### Material
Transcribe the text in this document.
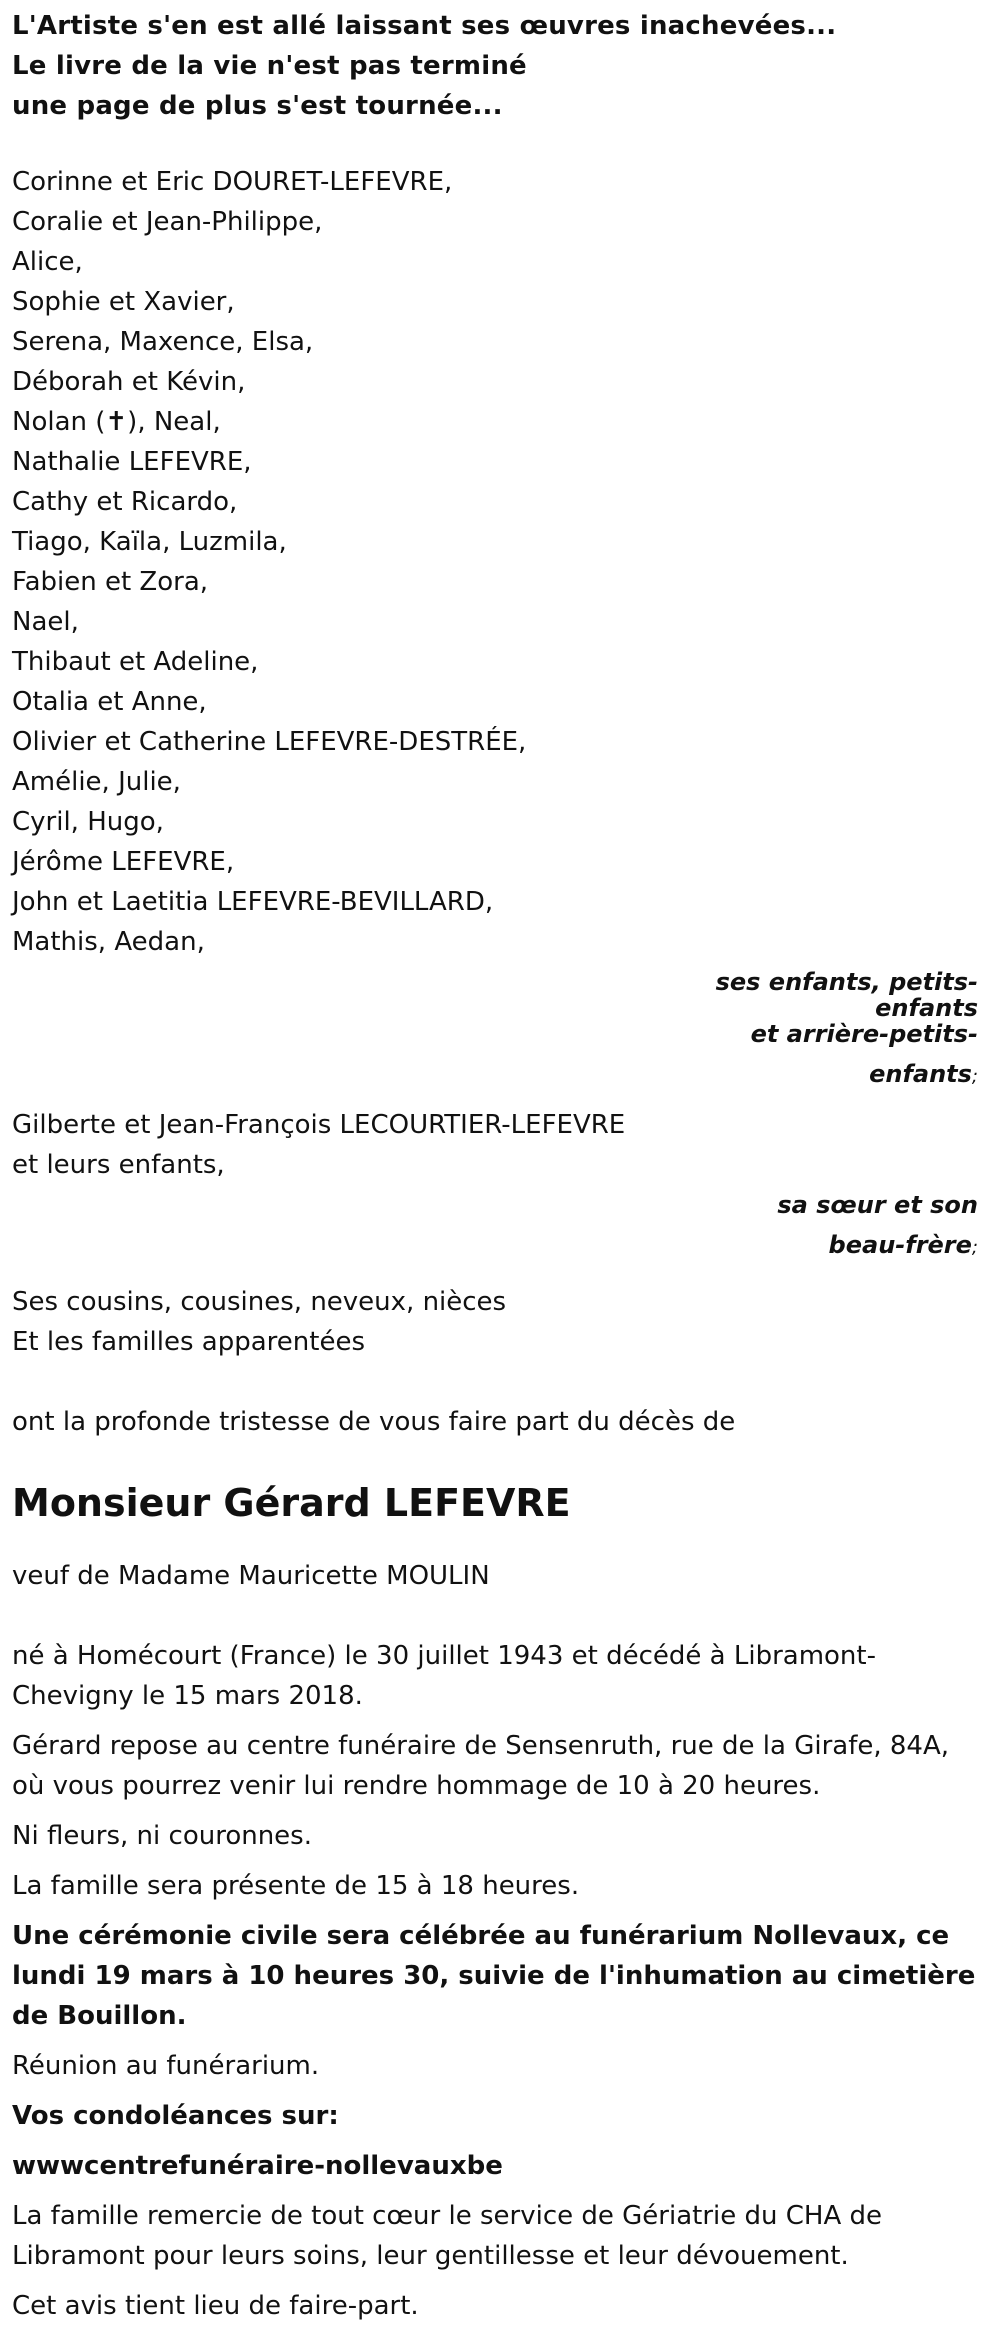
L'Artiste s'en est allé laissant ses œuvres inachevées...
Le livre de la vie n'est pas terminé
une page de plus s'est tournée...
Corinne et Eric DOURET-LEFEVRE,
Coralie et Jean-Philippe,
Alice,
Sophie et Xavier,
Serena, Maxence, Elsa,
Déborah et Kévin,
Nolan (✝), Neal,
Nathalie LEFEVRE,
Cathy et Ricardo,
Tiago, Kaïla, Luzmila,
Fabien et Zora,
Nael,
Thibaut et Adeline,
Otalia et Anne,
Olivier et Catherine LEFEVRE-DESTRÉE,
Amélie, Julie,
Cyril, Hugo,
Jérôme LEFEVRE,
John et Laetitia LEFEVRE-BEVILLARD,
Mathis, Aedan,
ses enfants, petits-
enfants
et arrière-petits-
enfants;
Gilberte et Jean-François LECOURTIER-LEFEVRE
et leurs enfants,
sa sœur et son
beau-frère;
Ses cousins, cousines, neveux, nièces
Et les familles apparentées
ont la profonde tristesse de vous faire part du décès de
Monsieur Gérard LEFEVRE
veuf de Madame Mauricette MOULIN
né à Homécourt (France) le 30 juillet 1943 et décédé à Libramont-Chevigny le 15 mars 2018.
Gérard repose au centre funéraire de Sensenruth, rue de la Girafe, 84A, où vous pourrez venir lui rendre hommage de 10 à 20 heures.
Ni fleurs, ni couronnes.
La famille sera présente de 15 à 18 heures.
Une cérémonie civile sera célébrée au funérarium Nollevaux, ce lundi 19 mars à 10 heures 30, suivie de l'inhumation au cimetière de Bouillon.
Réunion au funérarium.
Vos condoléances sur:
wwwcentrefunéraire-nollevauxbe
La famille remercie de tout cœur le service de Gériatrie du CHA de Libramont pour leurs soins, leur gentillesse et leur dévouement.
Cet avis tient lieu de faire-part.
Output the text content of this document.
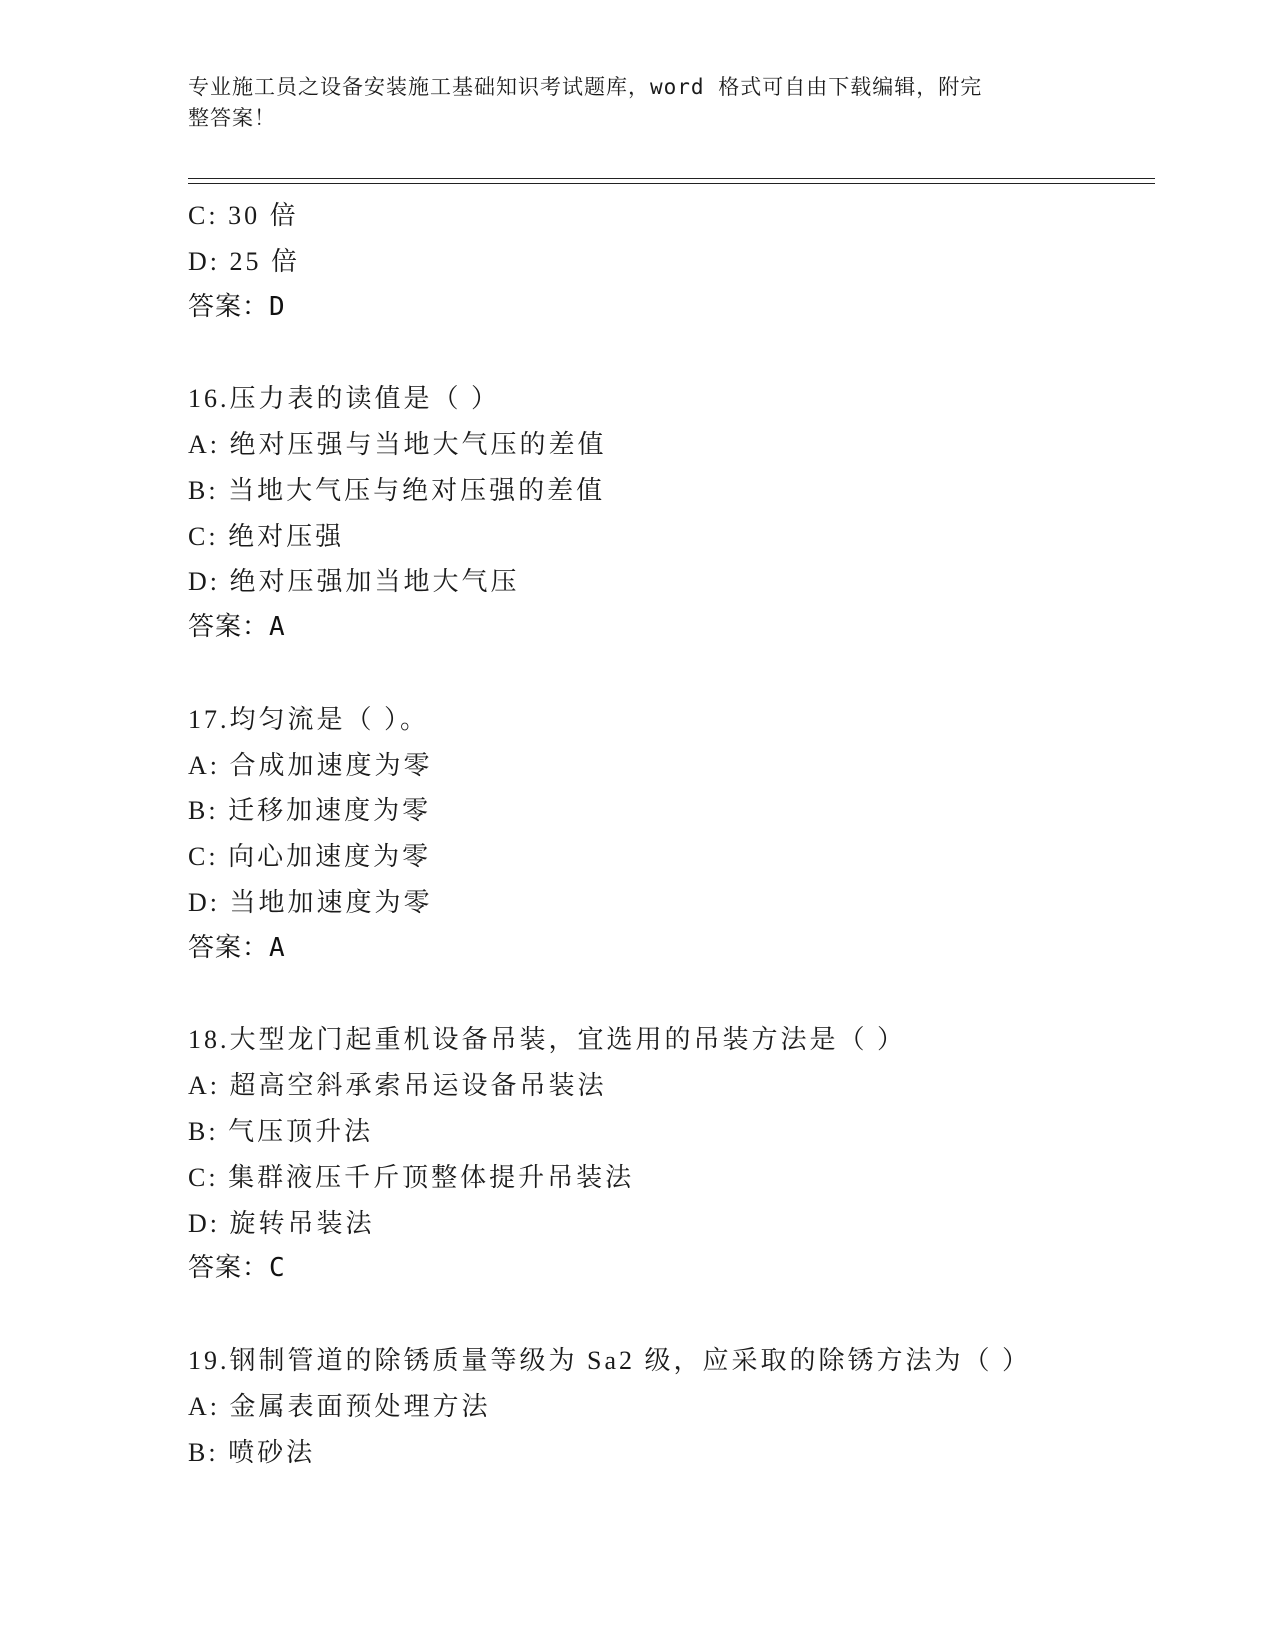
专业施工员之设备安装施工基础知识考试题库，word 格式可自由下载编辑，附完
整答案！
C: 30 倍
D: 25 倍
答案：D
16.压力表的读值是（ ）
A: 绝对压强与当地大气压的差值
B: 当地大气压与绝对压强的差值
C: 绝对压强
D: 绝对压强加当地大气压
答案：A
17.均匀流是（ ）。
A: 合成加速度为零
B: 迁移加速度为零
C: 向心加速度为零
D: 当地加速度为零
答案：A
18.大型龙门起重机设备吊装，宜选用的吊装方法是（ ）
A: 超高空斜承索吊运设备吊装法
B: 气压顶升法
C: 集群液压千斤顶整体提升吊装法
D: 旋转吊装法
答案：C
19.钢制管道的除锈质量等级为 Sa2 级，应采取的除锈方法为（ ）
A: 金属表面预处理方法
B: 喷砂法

### Aim
Identify and copy all lines with the word "vous".

### Written reply
ont la profonde tristesse de vous faire part du décès de
Gérard repose au centre funéraire de Sensenruth, rue de la Girafe, 84A, où vous pourrez venir lui rendre hommage de 10 à 20 heures.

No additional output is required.